• _Short problem_
Copy each line that has the string "text" somewhere in it.

• _Saved entries_
------------------------------------------------

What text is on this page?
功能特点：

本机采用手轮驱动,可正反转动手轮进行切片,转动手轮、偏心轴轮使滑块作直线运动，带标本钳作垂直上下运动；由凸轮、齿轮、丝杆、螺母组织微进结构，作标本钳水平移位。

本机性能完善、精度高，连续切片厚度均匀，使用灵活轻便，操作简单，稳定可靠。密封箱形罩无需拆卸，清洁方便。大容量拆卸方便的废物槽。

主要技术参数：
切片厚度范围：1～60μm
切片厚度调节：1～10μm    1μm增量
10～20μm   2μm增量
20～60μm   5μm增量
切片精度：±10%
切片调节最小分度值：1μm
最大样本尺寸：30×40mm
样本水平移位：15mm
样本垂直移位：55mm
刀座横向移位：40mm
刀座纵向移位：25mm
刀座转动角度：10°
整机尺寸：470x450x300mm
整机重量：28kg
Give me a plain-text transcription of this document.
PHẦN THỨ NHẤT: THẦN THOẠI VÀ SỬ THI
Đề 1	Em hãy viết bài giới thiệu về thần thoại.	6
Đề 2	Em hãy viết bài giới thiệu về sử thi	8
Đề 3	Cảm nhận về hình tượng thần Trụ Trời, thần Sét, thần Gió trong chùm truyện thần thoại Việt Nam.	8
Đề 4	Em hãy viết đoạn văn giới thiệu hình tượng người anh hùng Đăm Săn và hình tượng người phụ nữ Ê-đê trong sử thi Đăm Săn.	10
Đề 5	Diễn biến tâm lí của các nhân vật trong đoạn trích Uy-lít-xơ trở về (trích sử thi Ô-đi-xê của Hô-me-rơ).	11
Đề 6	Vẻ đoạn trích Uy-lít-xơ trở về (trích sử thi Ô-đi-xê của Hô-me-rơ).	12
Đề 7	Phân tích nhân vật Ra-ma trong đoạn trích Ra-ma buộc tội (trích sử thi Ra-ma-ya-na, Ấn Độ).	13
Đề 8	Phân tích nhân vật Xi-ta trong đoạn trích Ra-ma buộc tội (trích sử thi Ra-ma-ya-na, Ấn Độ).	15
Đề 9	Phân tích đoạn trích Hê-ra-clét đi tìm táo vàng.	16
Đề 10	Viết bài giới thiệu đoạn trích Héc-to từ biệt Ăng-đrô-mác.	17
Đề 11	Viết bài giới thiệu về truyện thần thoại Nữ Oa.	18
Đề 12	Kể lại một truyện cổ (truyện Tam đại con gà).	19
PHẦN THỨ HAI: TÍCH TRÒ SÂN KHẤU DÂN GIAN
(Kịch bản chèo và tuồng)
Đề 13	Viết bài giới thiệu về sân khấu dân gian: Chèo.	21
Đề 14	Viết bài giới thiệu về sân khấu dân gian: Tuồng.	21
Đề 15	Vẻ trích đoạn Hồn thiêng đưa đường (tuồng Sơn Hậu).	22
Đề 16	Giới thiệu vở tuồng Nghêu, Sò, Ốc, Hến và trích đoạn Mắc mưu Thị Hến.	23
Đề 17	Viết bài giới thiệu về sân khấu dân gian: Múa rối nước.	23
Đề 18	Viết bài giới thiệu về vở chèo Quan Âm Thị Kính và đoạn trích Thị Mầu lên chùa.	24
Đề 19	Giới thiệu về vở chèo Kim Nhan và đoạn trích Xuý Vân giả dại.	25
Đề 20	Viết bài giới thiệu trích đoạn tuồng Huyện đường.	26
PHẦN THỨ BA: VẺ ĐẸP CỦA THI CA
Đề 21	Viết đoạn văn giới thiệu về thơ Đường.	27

------------------------------------------------

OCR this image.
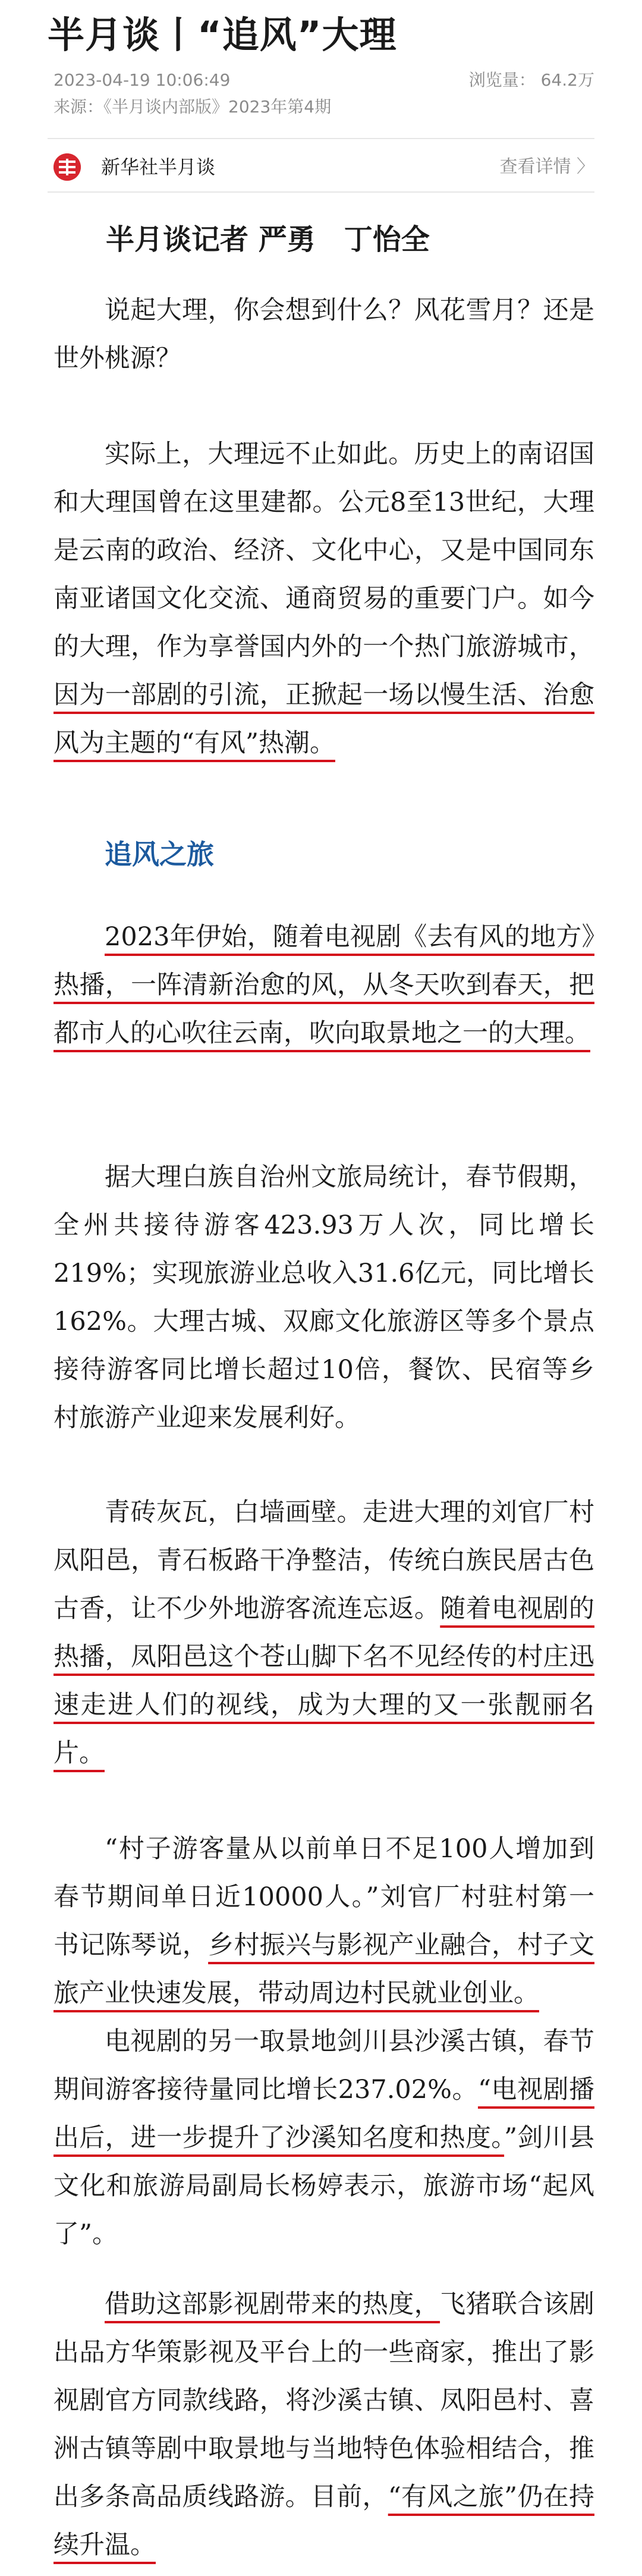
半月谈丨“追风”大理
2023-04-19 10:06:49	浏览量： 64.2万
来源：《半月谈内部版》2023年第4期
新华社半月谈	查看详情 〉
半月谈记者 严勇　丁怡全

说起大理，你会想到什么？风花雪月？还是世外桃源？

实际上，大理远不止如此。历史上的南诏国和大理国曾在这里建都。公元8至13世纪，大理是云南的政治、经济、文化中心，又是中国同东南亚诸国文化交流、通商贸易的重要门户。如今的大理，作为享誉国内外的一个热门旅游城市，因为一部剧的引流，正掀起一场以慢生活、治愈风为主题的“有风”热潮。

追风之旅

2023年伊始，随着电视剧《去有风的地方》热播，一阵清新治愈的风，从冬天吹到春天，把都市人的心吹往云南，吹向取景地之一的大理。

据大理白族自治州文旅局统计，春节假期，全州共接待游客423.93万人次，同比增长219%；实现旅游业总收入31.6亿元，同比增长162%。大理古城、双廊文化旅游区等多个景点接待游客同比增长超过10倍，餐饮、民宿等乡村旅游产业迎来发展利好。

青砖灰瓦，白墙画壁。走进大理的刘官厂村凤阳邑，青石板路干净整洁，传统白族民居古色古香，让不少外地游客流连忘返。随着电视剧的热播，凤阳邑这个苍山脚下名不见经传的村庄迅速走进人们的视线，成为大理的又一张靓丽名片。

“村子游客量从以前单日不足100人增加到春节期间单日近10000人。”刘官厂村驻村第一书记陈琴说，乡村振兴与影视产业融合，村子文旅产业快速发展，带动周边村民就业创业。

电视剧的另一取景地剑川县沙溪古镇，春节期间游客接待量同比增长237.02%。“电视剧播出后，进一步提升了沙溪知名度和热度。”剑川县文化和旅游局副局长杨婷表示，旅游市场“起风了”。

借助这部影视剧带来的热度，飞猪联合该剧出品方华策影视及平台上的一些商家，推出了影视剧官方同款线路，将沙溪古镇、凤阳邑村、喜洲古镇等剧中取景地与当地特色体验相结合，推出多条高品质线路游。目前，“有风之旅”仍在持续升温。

------------------------------------------------

• _Final result_
What text is on this page?
Give me a plain-text transcription of this document.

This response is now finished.